# SET EXERCISE
Make an exact copy of the records, with the images left out.

# GIVEN ENTRIES

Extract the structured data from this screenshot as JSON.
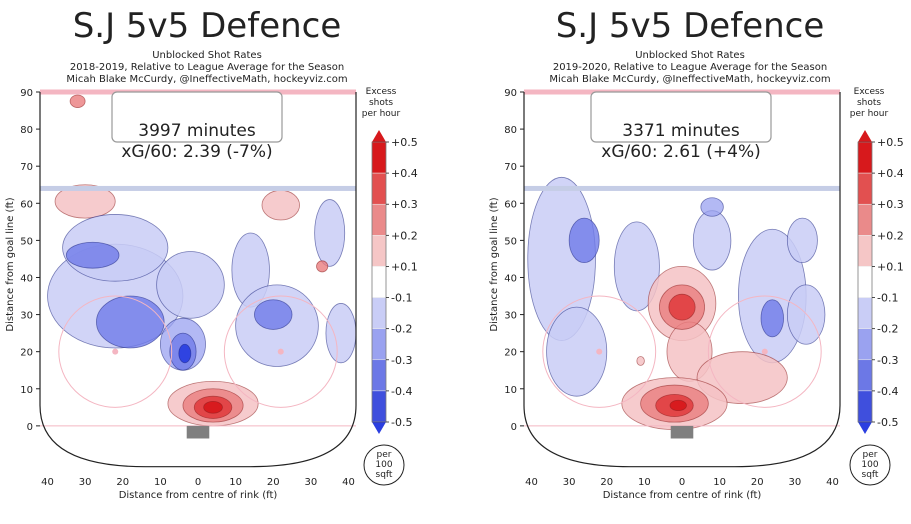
{
  "chart_data": [
    {
      "type": "heatmap",
      "title": "S.J 5v5 Defence",
      "subtitle_lines": [
        "Unblocked Shot Rates",
        "2018-2019, Relative to League Average for the Season",
        "Micah Blake McCurdy, @IneffectiveMath, hockeyviz.com"
      ],
      "minutes_label": "3997 minutes",
      "xg_label": "xG/60: 2.39 (-7%)",
      "xlabel": "Distance from centre of rink (ft)",
      "ylabel": "Distance from goal line (ft)",
      "x_ticks": [
        "40",
        "30",
        "20",
        "10",
        "0",
        "10",
        "20",
        "30",
        "40"
      ],
      "y_ticks": [
        "0",
        "10",
        "20",
        "30",
        "40",
        "50",
        "60",
        "70",
        "80",
        "90"
      ],
      "xlim": [
        42,
        -42
      ],
      "ylim": [
        -3,
        90
      ],
      "blobs": [
        {
          "cx": 30,
          "cy": 60.5,
          "rx": 8,
          "ry": 4.5,
          "level": 0.2
        },
        {
          "cx": 32,
          "cy": 87.5,
          "rx": 2,
          "ry": 1.7,
          "level": 0.3
        },
        {
          "cx": 22,
          "cy": 35,
          "rx": 18,
          "ry": 14,
          "level": -0.15
        },
        {
          "cx": 22,
          "cy": 48,
          "rx": 14,
          "ry": 9,
          "level": -0.15
        },
        {
          "cx": 18,
          "cy": 28,
          "rx": 9,
          "ry": 7,
          "level": -0.25
        },
        {
          "cx": 28,
          "cy": 46,
          "rx": 7,
          "ry": 3.5,
          "level": -0.3
        },
        {
          "cx": 2,
          "cy": 38,
          "rx": 9,
          "ry": 9,
          "level": -0.15
        },
        {
          "cx": 4,
          "cy": 22,
          "rx": 6,
          "ry": 7,
          "level": -0.2
        },
        {
          "cx": 4,
          "cy": 20,
          "rx": 3.5,
          "ry": 5,
          "level": -0.3
        },
        {
          "cx": 3.5,
          "cy": 19.5,
          "rx": 1.6,
          "ry": 2.5,
          "level": -0.45
        },
        {
          "cx": -14,
          "cy": 42,
          "rx": 5,
          "ry": 10,
          "level": -0.15
        },
        {
          "cx": -21,
          "cy": 27,
          "rx": 11,
          "ry": 11,
          "level": -0.15
        },
        {
          "cx": -20,
          "cy": 30,
          "rx": 5,
          "ry": 4,
          "level": -0.25
        },
        {
          "cx": -35,
          "cy": 52,
          "rx": 4,
          "ry": 9,
          "level": -0.15
        },
        {
          "cx": -38,
          "cy": 25,
          "rx": 4,
          "ry": 8,
          "level": -0.15
        },
        {
          "cx": -22,
          "cy": 59.5,
          "rx": 5,
          "ry": 4,
          "level": 0.2
        },
        {
          "cx": -33,
          "cy": 43,
          "rx": 1.5,
          "ry": 1.5,
          "level": 0.25
        },
        {
          "cx": -4,
          "cy": 6,
          "rx": 12,
          "ry": 6,
          "level": 0.15
        },
        {
          "cx": -4,
          "cy": 5.5,
          "rx": 8,
          "ry": 4.5,
          "level": 0.3
        },
        {
          "cx": -4,
          "cy": 5,
          "rx": 5,
          "ry": 3,
          "level": 0.4
        },
        {
          "cx": -4,
          "cy": 5,
          "rx": 2.5,
          "ry": 1.6,
          "level": 0.5
        }
      ]
    },
    {
      "type": "heatmap",
      "title": "S.J 5v5 Defence",
      "subtitle_lines": [
        "Unblocked Shot Rates",
        "2019-2020, Relative to League Average for the Season",
        "Micah Blake McCurdy, @IneffectiveMath, hockeyviz.com"
      ],
      "minutes_label": "3371 minutes",
      "xg_label": "xG/60: 2.61 (+4%)",
      "xlabel": "Distance from centre of rink (ft)",
      "ylabel": "Distance from goal line (ft)",
      "x_ticks": [
        "40",
        "30",
        "20",
        "10",
        "0",
        "10",
        "20",
        "30",
        "40"
      ],
      "y_ticks": [
        "0",
        "10",
        "20",
        "30",
        "40",
        "50",
        "60",
        "70",
        "80",
        "90"
      ],
      "xlim": [
        42,
        -42
      ],
      "ylim": [
        -3,
        90
      ],
      "blobs": [
        {
          "cx": 32,
          "cy": 45,
          "rx": 9,
          "ry": 22,
          "level": -0.15
        },
        {
          "cx": 28,
          "cy": 20,
          "rx": 8,
          "ry": 12,
          "level": -0.15
        },
        {
          "cx": 26,
          "cy": 50,
          "rx": 4,
          "ry": 6,
          "level": -0.3
        },
        {
          "cx": 12,
          "cy": 43,
          "rx": 6,
          "ry": 12,
          "level": -0.15
        },
        {
          "cx": -8,
          "cy": 50,
          "rx": 5,
          "ry": 8,
          "level": -0.15
        },
        {
          "cx": -8,
          "cy": 59,
          "rx": 3,
          "ry": 2.5,
          "level": -0.2
        },
        {
          "cx": -24,
          "cy": 35,
          "rx": 9,
          "ry": 18,
          "level": -0.15
        },
        {
          "cx": -24,
          "cy": 29,
          "rx": 3,
          "ry": 5,
          "level": -0.25
        },
        {
          "cx": -33,
          "cy": 30,
          "rx": 5,
          "ry": 8,
          "level": -0.15
        },
        {
          "cx": -32,
          "cy": 50,
          "rx": 4,
          "ry": 6,
          "level": -0.15
        },
        {
          "cx": 0,
          "cy": 33,
          "rx": 9,
          "ry": 10,
          "level": 0.15
        },
        {
          "cx": -2,
          "cy": 20,
          "rx": 6,
          "ry": 8,
          "level": 0.15
        },
        {
          "cx": -16,
          "cy": 13,
          "rx": 12,
          "ry": 7,
          "level": 0.15
        },
        {
          "cx": 0,
          "cy": 32,
          "rx": 6,
          "ry": 6,
          "level": 0.3
        },
        {
          "cx": 0,
          "cy": 32,
          "rx": 3.5,
          "ry": 3.5,
          "level": 0.4
        },
        {
          "cx": 11,
          "cy": 17.5,
          "rx": 1,
          "ry": 1.2,
          "level": 0.2
        },
        {
          "cx": 2,
          "cy": 6,
          "rx": 14,
          "ry": 7,
          "level": 0.15
        },
        {
          "cx": 2,
          "cy": 6,
          "rx": 9,
          "ry": 5,
          "level": 0.3
        },
        {
          "cx": 2,
          "cy": 5.5,
          "rx": 5,
          "ry": 3,
          "level": 0.4
        },
        {
          "cx": 1,
          "cy": 5.5,
          "rx": 2.2,
          "ry": 1.4,
          "level": 0.5
        }
      ]
    }
  ],
  "colorbar": {
    "title_lines": [
      "Excess",
      "shots",
      "per hour"
    ],
    "tick_labels": [
      "+0.5",
      "+0.4",
      "+0.3",
      "+0.2",
      "+0.1",
      "-0.1",
      "-0.2",
      "-0.3",
      "-0.4",
      "-0.5"
    ],
    "band_colors": [
      "#d7191c",
      "#e25050",
      "#ea8a8a",
      "#f5c6c6",
      "#ffffff",
      "#c9cdf6",
      "#9aa2f0",
      "#6c78e6",
      "#3f4fdd"
    ]
  },
  "scale_note_lines": [
    "per",
    "100",
    "sqft"
  ],
  "colors": {
    "positive": "#d7191c",
    "negative": "#2b3fe0",
    "goal_line": "#f4b6c2",
    "blue_line": "#c5cde6",
    "net": "#7f7f7f",
    "faceoff": "#f4b6c2",
    "boards": "#222222"
  }
}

# ANSWER TO THIS EXERCISE
Extract the structured data from this screenshot as JSON.
{
  "chart_data": [
    {
      "type": "heatmap",
      "title": "S.J 5v5 Defence",
      "subtitle_lines": [
        "Unblocked Shot Rates",
        "2018-2019, Relative to League Average for the Season",
        "Micah Blake McCurdy, @IneffectiveMath, hockeyviz.com"
      ],
      "minutes_label": "3997 minutes",
      "xg_label": "xG/60: 2.39 (-7%)",
      "xlabel": "Distance from centre of rink (ft)",
      "ylabel": "Distance from goal line (ft)",
      "x_ticks": [
        "40",
        "30",
        "20",
        "10",
        "0",
        "10",
        "20",
        "30",
        "40"
      ],
      "y_ticks": [
        "0",
        "10",
        "20",
        "30",
        "40",
        "50",
        "60",
        "70",
        "80",
        "90"
      ],
      "xlim": [
        42,
        -42
      ],
      "ylim": [
        -3,
        90
      ],
      "blobs": [
        {
          "cx": 30,
          "cy": 60.5,
          "rx": 8,
          "ry": 4.5,
          "level": 0.2
        },
        {
          "cx": 32,
          "cy": 87.5,
          "rx": 2,
          "ry": 1.7,
          "level": 0.3
        },
        {
          "cx": 22,
          "cy": 35,
          "rx": 18,
          "ry": 14,
          "level": -0.15
        },
        {
          "cx": 22,
          "cy": 48,
          "rx": 14,
          "ry": 9,
          "level": -0.15
        },
        {
          "cx": 18,
          "cy": 28,
          "rx": 9,
          "ry": 7,
          "level": -0.25
        },
        {
          "cx": 28,
          "cy": 46,
          "rx": 7,
          "ry": 3.5,
          "level": -0.3
        },
        {
          "cx": 2,
          "cy": 38,
          "rx": 9,
          "ry": 9,
          "level": -0.15
        },
        {
          "cx": 4,
          "cy": 22,
          "rx": 6,
          "ry": 7,
          "level": -0.2
        },
        {
          "cx": 4,
          "cy": 20,
          "rx": 3.5,
          "ry": 5,
          "level": -0.3
        },
        {
          "cx": 3.5,
          "cy": 19.5,
          "rx": 1.6,
          "ry": 2.5,
          "level": -0.45
        },
        {
          "cx": -14,
          "cy": 42,
          "rx": 5,
          "ry": 10,
          "level": -0.15
        },
        {
          "cx": -21,
          "cy": 27,
          "rx": 11,
          "ry": 11,
          "level": -0.15
        },
        {
          "cx": -20,
          "cy": 30,
          "rx": 5,
          "ry": 4,
          "level": -0.25
        },
        {
          "cx": -35,
          "cy": 52,
          "rx": 4,
          "ry": 9,
          "level": -0.15
        },
        {
          "cx": -38,
          "cy": 25,
          "rx": 4,
          "ry": 8,
          "level": -0.15
        },
        {
          "cx": -22,
          "cy": 59.5,
          "rx": 5,
          "ry": 4,
          "level": 0.2
        },
        {
          "cx": -33,
          "cy": 43,
          "rx": 1.5,
          "ry": 1.5,
          "level": 0.25
        },
        {
          "cx": -4,
          "cy": 6,
          "rx": 12,
          "ry": 6,
          "level": 0.15
        },
        {
          "cx": -4,
          "cy": 5.5,
          "rx": 8,
          "ry": 4.5,
          "level": 0.3
        },
        {
          "cx": -4,
          "cy": 5,
          "rx": 5,
          "ry": 3,
          "level": 0.4
        },
        {
          "cx": -4,
          "cy": 5,
          "rx": 2.5,
          "ry": 1.6,
          "level": 0.5
        }
      ]
    },
    {
      "type": "heatmap",
      "title": "S.J 5v5 Defence",
      "subtitle_lines": [
        "Unblocked Shot Rates",
        "2019-2020, Relative to League Average for the Season",
        "Micah Blake McCurdy, @IneffectiveMath, hockeyviz.com"
      ],
      "minutes_label": "3371 minutes",
      "xg_label": "xG/60: 2.61 (+4%)",
      "xlabel": "Distance from centre of rink (ft)",
      "ylabel": "Distance from goal line (ft)",
      "x_ticks": [
        "40",
        "30",
        "20",
        "10",
        "0",
        "10",
        "20",
        "30",
        "40"
      ],
      "y_ticks": [
        "0",
        "10",
        "20",
        "30",
        "40",
        "50",
        "60",
        "70",
        "80",
        "90"
      ],
      "xlim": [
        42,
        -42
      ],
      "ylim": [
        -3,
        90
      ],
      "blobs": [
        {
          "cx": 32,
          "cy": 45,
          "rx": 9,
          "ry": 22,
          "level": -0.15
        },
        {
          "cx": 28,
          "cy": 20,
          "rx": 8,
          "ry": 12,
          "level": -0.15
        },
        {
          "cx": 26,
          "cy": 50,
          "rx": 4,
          "ry": 6,
          "level": -0.3
        },
        {
          "cx": 12,
          "cy": 43,
          "rx": 6,
          "ry": 12,
          "level": -0.15
        },
        {
          "cx": -8,
          "cy": 50,
          "rx": 5,
          "ry": 8,
          "level": -0.15
        },
        {
          "cx": -8,
          "cy": 59,
          "rx": 3,
          "ry": 2.5,
          "level": -0.2
        },
        {
          "cx": -24,
          "cy": 35,
          "rx": 9,
          "ry": 18,
          "level": -0.15
        },
        {
          "cx": -24,
          "cy": 29,
          "rx": 3,
          "ry": 5,
          "level": -0.25
        },
        {
          "cx": -33,
          "cy": 30,
          "rx": 5,
          "ry": 8,
          "level": -0.15
        },
        {
          "cx": -32,
          "cy": 50,
          "rx": 4,
          "ry": 6,
          "level": -0.15
        },
        {
          "cx": 0,
          "cy": 33,
          "rx": 9,
          "ry": 10,
          "level": 0.15
        },
        {
          "cx": -2,
          "cy": 20,
          "rx": 6,
          "ry": 8,
          "level": 0.15
        },
        {
          "cx": -16,
          "cy": 13,
          "rx": 12,
          "ry": 7,
          "level": 0.15
        },
        {
          "cx": 0,
          "cy": 32,
          "rx": 6,
          "ry": 6,
          "level": 0.3
        },
        {
          "cx": 0,
          "cy": 32,
          "rx": 3.5,
          "ry": 3.5,
          "level": 0.4
        },
        {
          "cx": 11,
          "cy": 17.5,
          "rx": 1,
          "ry": 1.2,
          "level": 0.2
        },
        {
          "cx": 2,
          "cy": 6,
          "rx": 14,
          "ry": 7,
          "level": 0.15
        },
        {
          "cx": 2,
          "cy": 6,
          "rx": 9,
          "ry": 5,
          "level": 0.3
        },
        {
          "cx": 2,
          "cy": 5.5,
          "rx": 5,
          "ry": 3,
          "level": 0.4
        },
        {
          "cx": 1,
          "cy": 5.5,
          "rx": 2.2,
          "ry": 1.4,
          "level": 0.5
        }
      ]
    }
  ],
  "colorbar": {
    "title_lines": [
      "Excess",
      "shots",
      "per hour"
    ],
    "tick_labels": [
      "+0.5",
      "+0.4",
      "+0.3",
      "+0.2",
      "+0.1",
      "-0.1",
      "-0.2",
      "-0.3",
      "-0.4",
      "-0.5"
    ],
    "band_colors": [
      "#d7191c",
      "#e25050",
      "#ea8a8a",
      "#f5c6c6",
      "#ffffff",
      "#c9cdf6",
      "#9aa2f0",
      "#6c78e6",
      "#3f4fdd"
    ]
  },
  "scale_note_lines": [
    "per",
    "100",
    "sqft"
  ],
  "colors": {
    "positive": "#d7191c",
    "negative": "#2b3fe0",
    "goal_line": "#f4b6c2",
    "blue_line": "#c5cde6",
    "net": "#7f7f7f",
    "faceoff": "#f4b6c2",
    "boards": "#222222"
  }
}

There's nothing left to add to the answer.